## PROBLEM TO SOLVE
Transcribe every entry word for word. Skip the pictures.

## TASK INPUTS
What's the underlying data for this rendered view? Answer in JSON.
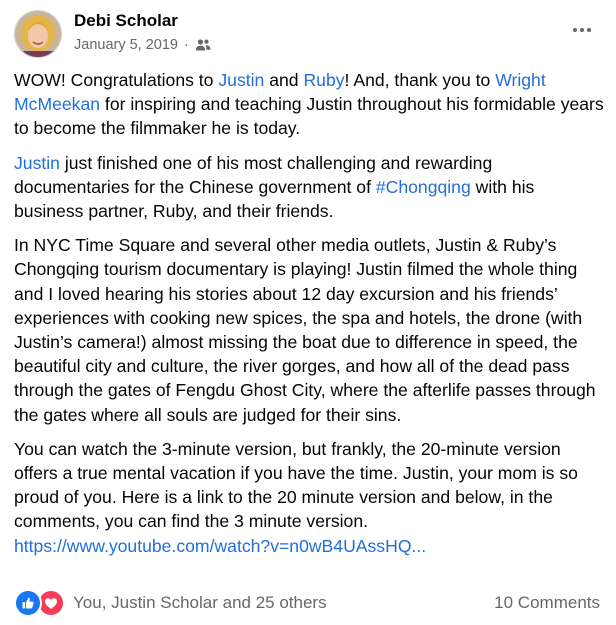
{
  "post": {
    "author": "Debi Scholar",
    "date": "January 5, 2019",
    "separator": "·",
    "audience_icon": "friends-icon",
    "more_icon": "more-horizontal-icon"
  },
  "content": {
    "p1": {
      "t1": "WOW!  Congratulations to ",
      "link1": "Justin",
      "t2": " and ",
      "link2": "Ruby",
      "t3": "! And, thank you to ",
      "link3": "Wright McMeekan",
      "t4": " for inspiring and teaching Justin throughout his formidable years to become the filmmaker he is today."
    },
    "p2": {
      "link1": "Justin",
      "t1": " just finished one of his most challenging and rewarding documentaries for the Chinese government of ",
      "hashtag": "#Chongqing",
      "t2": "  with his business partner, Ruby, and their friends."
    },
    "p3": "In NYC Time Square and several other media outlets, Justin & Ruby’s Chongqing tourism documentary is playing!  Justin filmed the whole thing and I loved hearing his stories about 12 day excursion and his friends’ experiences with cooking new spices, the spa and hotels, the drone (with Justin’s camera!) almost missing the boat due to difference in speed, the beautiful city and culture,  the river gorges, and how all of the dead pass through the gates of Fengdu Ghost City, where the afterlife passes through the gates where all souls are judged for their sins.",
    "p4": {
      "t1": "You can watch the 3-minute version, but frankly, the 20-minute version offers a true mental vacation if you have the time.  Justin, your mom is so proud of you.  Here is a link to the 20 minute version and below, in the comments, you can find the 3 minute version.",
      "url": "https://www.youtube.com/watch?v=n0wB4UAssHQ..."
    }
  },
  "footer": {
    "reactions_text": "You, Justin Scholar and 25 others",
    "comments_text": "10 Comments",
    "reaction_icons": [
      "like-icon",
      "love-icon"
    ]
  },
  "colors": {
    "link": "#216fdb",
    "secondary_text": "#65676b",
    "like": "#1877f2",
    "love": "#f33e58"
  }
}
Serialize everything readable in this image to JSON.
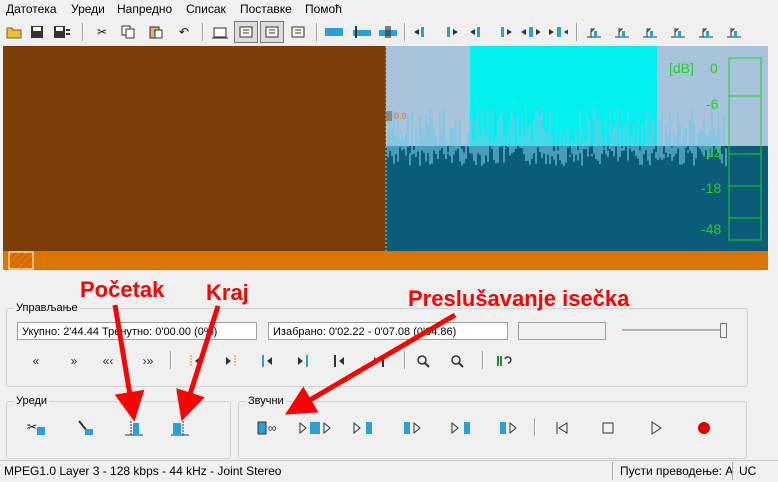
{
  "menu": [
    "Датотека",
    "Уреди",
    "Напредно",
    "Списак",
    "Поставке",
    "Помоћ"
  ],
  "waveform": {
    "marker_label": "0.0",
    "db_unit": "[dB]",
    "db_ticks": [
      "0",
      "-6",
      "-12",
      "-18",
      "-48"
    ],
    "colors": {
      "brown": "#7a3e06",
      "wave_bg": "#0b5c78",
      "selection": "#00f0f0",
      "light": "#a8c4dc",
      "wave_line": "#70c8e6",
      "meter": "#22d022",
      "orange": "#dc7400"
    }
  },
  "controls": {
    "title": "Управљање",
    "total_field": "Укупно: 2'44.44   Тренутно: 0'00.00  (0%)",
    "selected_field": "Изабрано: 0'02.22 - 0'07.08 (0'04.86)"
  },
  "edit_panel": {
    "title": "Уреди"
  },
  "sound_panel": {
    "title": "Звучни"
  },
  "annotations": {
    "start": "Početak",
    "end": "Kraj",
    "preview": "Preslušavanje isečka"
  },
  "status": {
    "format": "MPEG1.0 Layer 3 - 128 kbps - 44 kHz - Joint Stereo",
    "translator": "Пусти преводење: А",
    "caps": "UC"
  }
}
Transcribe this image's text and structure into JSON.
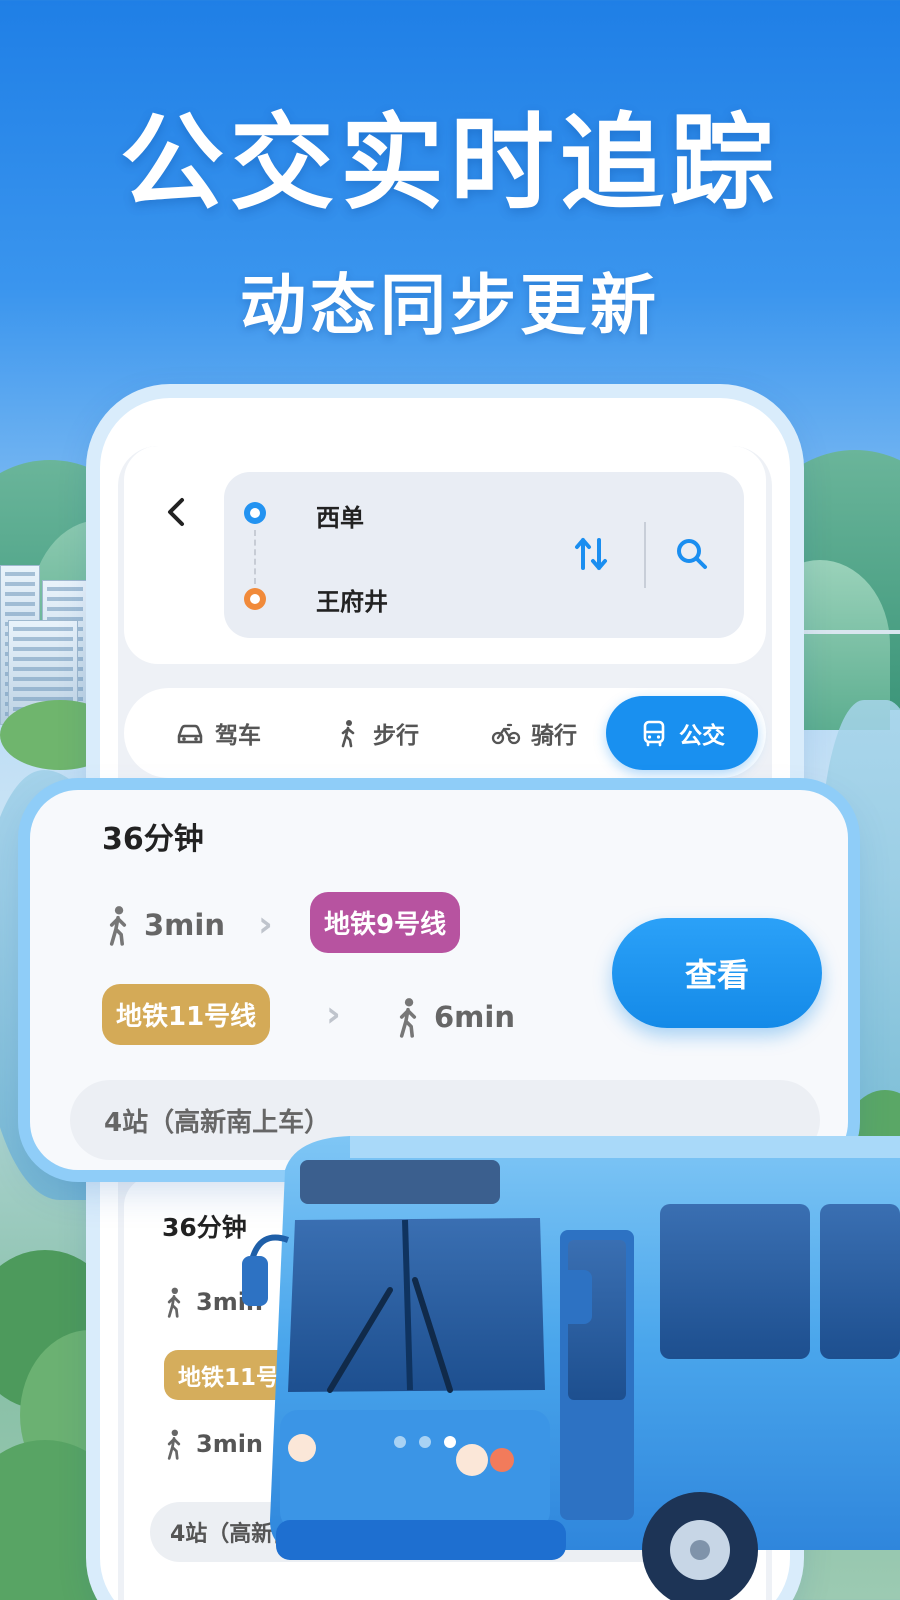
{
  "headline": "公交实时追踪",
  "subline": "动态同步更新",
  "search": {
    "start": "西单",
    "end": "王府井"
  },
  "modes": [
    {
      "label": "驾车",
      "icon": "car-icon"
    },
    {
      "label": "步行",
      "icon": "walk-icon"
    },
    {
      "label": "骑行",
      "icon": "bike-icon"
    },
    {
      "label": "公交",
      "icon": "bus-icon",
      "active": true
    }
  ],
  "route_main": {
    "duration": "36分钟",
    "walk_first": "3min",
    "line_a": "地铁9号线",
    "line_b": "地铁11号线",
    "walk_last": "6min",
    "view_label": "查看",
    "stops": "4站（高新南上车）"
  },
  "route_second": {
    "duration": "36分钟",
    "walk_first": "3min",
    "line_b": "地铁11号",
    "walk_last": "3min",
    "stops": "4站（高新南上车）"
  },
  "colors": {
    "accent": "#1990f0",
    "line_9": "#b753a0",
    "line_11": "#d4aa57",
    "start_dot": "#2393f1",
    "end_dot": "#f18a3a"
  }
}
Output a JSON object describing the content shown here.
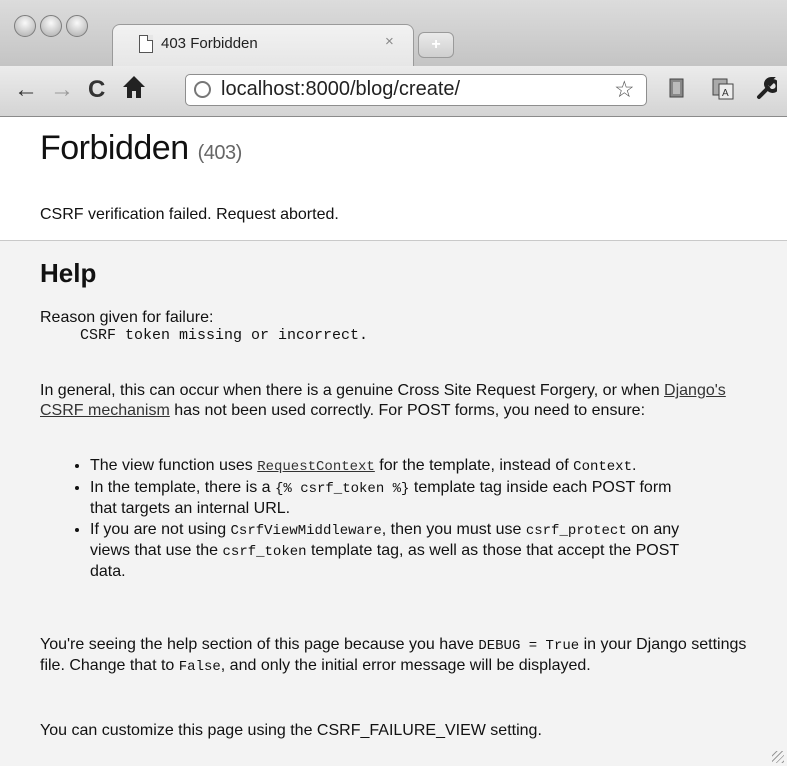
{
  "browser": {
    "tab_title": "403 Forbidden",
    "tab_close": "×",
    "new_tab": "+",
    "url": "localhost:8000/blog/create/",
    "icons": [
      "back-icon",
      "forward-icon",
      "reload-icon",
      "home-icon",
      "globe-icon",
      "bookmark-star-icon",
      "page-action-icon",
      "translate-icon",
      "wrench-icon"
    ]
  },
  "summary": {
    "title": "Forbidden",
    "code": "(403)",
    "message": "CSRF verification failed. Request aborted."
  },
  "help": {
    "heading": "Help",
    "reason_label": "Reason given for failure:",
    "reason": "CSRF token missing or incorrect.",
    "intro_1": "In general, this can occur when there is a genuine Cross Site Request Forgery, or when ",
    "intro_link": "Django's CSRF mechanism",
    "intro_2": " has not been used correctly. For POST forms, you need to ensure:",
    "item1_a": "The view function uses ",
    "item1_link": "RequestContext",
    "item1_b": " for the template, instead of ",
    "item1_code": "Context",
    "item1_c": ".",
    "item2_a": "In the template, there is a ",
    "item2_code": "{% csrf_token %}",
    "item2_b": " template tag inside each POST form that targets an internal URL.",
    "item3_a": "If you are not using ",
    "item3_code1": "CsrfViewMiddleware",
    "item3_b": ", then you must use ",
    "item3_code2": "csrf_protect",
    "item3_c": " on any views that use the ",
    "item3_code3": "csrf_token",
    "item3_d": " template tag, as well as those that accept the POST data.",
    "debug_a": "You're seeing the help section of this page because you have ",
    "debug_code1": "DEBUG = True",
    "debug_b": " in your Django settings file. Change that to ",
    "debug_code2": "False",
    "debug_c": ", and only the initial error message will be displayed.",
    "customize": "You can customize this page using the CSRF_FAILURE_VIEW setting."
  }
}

## THE RESULT
What's the underlying data for this rendered view? Answer in JSON.
{
  "post": {
    "author": "Debi Scholar",
    "date": "January 5, 2019",
    "separator": "·",
    "audience_icon": "friends-icon",
    "more_icon": "more-horizontal-icon"
  },
  "content": {
    "p1": {
      "t1": "WOW!  Congratulations to ",
      "link1": "Justin",
      "t2": " and ",
      "link2": "Ruby",
      "t3": "! And, thank you to ",
      "link3": "Wright McMeekan",
      "t4": " for inspiring and teaching Justin throughout his formidable years to become the filmmaker he is today."
    },
    "p2": {
      "link1": "Justin",
      "t1": " just finished one of his most challenging and rewarding documentaries for the Chinese government of ",
      "hashtag": "#Chongqing",
      "t2": "  with his business partner, Ruby, and their friends."
    },
    "p3": "In NYC Time Square and several other media outlets, Justin & Ruby’s Chongqing tourism documentary is playing!  Justin filmed the whole thing and I loved hearing his stories about 12 day excursion and his friends’ experiences with cooking new spices, the spa and hotels, the drone (with Justin’s camera!) almost missing the boat due to difference in speed, the beautiful city and culture,  the river gorges, and how all of the dead pass through the gates of Fengdu Ghost City, where the afterlife passes through the gates where all souls are judged for their sins.",
    "p4": {
      "t1": "You can watch the 3-minute version, but frankly, the 20-minute version offers a true mental vacation if you have the time.  Justin, your mom is so proud of you.  Here is a link to the 20 minute version and below, in the comments, you can find the 3 minute version.",
      "url": "https://www.youtube.com/watch?v=n0wB4UAssHQ..."
    }
  },
  "footer": {
    "reactions_text": "You, Justin Scholar and 25 others",
    "comments_text": "10 Comments",
    "reaction_icons": [
      "like-icon",
      "love-icon"
    ]
  },
  "colors": {
    "link": "#216fdb",
    "secondary_text": "#65676b",
    "like": "#1877f2",
    "love": "#f33e58"
  }
}
Serialize everything readable in this image to JSON.
{
  "menu": [
    "Датотека",
    "Уреди",
    "Напредно",
    "Списак",
    "Поставке",
    "Помоћ"
  ],
  "waveform": {
    "marker_label": "0.0",
    "db_unit": "[dB]",
    "db_ticks": [
      "0",
      "-6",
      "-12",
      "-18",
      "-48"
    ],
    "colors": {
      "brown": "#7a3e06",
      "wave_bg": "#0b5c78",
      "selection": "#00f0f0",
      "light": "#a8c4dc",
      "wave_line": "#70c8e6",
      "meter": "#22d022",
      "orange": "#dc7400"
    }
  },
  "controls": {
    "title": "Управљање",
    "total_field": "Укупно: 2'44.44   Тренутно: 0'00.00  (0%)",
    "selected_field": "Изабрано: 0'02.22 - 0'07.08 (0'04.86)"
  },
  "edit_panel": {
    "title": "Уреди"
  },
  "sound_panel": {
    "title": "Звучни"
  },
  "annotations": {
    "start": "Početak",
    "end": "Kraj",
    "preview": "Preslušavanje isečka"
  },
  "status": {
    "format": "MPEG1.0 Layer 3 - 128 kbps - 44 kHz - Joint Stereo",
    "translator": "Пусти преводење: А",
    "caps": "UC"
  }
}
Transcribe this image's text and structure into JSON.
{
  "headline": "公交实时追踪",
  "subline": "动态同步更新",
  "search": {
    "start": "西单",
    "end": "王府井"
  },
  "modes": [
    {
      "label": "驾车",
      "icon": "car-icon"
    },
    {
      "label": "步行",
      "icon": "walk-icon"
    },
    {
      "label": "骑行",
      "icon": "bike-icon"
    },
    {
      "label": "公交",
      "icon": "bus-icon",
      "active": true
    }
  ],
  "route_main": {
    "duration": "36分钟",
    "walk_first": "3min",
    "line_a": "地铁9号线",
    "line_b": "地铁11号线",
    "walk_last": "6min",
    "view_label": "查看",
    "stops": "4站（高新南上车）"
  },
  "route_second": {
    "duration": "36分钟",
    "walk_first": "3min",
    "line_b": "地铁11号",
    "walk_last": "3min",
    "stops": "4站（高新南上车）"
  },
  "colors": {
    "accent": "#1990f0",
    "line_9": "#b753a0",
    "line_11": "#d4aa57",
    "start_dot": "#2393f1",
    "end_dot": "#f18a3a"
  }
}
Output a JSON object describing the content shown here.
{
  "browser": {
    "tab_title": "403 Forbidden",
    "tab_close": "×",
    "new_tab": "+",
    "url": "localhost:8000/blog/create/",
    "icons": [
      "back-icon",
      "forward-icon",
      "reload-icon",
      "home-icon",
      "globe-icon",
      "bookmark-star-icon",
      "page-action-icon",
      "translate-icon",
      "wrench-icon"
    ]
  },
  "summary": {
    "title": "Forbidden",
    "code": "(403)",
    "message": "CSRF verification failed. Request aborted."
  },
  "help": {
    "heading": "Help",
    "reason_label": "Reason given for failure:",
    "reason": "CSRF token missing or incorrect.",
    "intro_1": "In general, this can occur when there is a genuine Cross Site Request Forgery, or when ",
    "intro_link": "Django's CSRF mechanism",
    "intro_2": " has not been used correctly. For POST forms, you need to ensure:",
    "item1_a": "The view function uses ",
    "item1_link": "RequestContext",
    "item1_b": " for the template, instead of ",
    "item1_code": "Context",
    "item1_c": ".",
    "item2_a": "In the template, there is a ",
    "item2_code": "{% csrf_token %}",
    "item2_b": " template tag inside each POST form that targets an internal URL.",
    "item3_a": "If you are not using ",
    "item3_code1": "CsrfViewMiddleware",
    "item3_b": ", then you must use ",
    "item3_code2": "csrf_protect",
    "item3_c": " on any views that use the ",
    "item3_code3": "csrf_token",
    "item3_d": " template tag, as well as those that accept the POST data.",
    "debug_a": "You're seeing the help section of this page because you have ",
    "debug_code1": "DEBUG = True",
    "debug_b": " in your Django settings file. Change that to ",
    "debug_code2": "False",
    "debug_c": ", and only the initial error message will be displayed.",
    "customize": "You can customize this page using the CSRF_FAILURE_VIEW setting."
  }
}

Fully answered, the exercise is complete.